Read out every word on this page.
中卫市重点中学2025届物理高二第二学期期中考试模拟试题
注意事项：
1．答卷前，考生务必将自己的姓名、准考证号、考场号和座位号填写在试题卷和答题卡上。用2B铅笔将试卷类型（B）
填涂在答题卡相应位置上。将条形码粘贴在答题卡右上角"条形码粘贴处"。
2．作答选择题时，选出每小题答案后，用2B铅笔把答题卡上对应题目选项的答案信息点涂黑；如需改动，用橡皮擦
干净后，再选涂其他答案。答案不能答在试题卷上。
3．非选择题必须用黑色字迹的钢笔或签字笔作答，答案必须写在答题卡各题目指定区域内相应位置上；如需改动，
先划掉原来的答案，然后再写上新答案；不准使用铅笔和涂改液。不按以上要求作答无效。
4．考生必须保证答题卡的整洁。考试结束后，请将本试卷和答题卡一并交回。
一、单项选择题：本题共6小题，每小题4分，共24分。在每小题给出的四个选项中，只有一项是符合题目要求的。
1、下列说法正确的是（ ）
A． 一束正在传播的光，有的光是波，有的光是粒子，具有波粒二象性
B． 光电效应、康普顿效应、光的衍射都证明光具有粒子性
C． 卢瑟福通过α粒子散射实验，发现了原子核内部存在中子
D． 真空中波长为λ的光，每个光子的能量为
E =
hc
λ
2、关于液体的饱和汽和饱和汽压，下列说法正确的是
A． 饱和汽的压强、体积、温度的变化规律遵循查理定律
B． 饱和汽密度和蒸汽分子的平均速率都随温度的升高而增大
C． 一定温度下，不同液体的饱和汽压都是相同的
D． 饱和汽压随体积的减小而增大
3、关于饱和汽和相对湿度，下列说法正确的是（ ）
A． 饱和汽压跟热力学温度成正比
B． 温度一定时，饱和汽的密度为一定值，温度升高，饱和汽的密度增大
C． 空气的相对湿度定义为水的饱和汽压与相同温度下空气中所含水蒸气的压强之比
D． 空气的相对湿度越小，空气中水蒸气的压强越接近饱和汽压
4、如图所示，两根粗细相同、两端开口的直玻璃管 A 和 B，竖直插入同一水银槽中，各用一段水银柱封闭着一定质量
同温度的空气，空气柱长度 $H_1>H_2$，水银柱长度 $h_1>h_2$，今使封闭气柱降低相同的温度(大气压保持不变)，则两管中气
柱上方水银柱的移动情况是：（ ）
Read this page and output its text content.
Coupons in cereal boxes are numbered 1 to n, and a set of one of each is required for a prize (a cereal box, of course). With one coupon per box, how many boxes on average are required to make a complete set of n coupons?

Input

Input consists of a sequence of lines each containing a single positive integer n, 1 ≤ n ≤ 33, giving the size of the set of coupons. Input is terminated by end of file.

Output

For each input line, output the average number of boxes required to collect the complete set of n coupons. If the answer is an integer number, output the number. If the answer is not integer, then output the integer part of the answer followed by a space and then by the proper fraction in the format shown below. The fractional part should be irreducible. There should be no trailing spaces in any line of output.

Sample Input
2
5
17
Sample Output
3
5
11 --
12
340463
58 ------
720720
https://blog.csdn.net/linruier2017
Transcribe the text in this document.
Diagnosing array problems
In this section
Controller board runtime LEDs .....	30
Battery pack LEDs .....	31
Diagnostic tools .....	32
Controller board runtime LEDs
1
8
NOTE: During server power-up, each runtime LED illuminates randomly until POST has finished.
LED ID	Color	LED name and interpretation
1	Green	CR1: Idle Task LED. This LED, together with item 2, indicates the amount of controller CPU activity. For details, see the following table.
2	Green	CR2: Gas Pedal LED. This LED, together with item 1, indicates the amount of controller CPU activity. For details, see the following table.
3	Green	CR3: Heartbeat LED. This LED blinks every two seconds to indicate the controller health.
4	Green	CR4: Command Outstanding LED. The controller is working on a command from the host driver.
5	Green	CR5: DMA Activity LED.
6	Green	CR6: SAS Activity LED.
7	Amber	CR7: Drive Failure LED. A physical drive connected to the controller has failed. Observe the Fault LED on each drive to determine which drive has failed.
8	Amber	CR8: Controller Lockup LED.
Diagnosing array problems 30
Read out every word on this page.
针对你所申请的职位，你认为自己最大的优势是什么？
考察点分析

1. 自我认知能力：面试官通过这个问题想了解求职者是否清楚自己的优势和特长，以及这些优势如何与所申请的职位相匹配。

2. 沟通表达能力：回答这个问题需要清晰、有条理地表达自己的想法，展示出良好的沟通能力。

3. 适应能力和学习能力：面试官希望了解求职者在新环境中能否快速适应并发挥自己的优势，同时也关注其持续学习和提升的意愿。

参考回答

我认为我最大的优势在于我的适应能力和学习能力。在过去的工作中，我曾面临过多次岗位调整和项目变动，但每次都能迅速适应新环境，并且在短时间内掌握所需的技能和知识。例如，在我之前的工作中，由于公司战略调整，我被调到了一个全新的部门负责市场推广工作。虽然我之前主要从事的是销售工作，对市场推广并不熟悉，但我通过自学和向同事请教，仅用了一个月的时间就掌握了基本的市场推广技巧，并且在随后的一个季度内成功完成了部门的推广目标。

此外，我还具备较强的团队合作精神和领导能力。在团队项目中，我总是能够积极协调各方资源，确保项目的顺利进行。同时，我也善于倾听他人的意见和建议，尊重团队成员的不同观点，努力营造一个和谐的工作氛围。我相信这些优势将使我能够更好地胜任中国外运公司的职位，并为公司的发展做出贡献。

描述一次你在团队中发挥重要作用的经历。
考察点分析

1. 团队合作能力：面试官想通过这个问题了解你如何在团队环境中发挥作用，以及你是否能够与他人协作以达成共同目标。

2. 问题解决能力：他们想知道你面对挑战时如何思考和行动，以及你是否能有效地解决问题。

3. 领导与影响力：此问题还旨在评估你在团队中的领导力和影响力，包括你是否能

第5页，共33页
*****
> [Written request]: Find each line holding the string "problems" and copy it out.

> [Solution]:
Diagnosing array problems
Diagnosing array problems 30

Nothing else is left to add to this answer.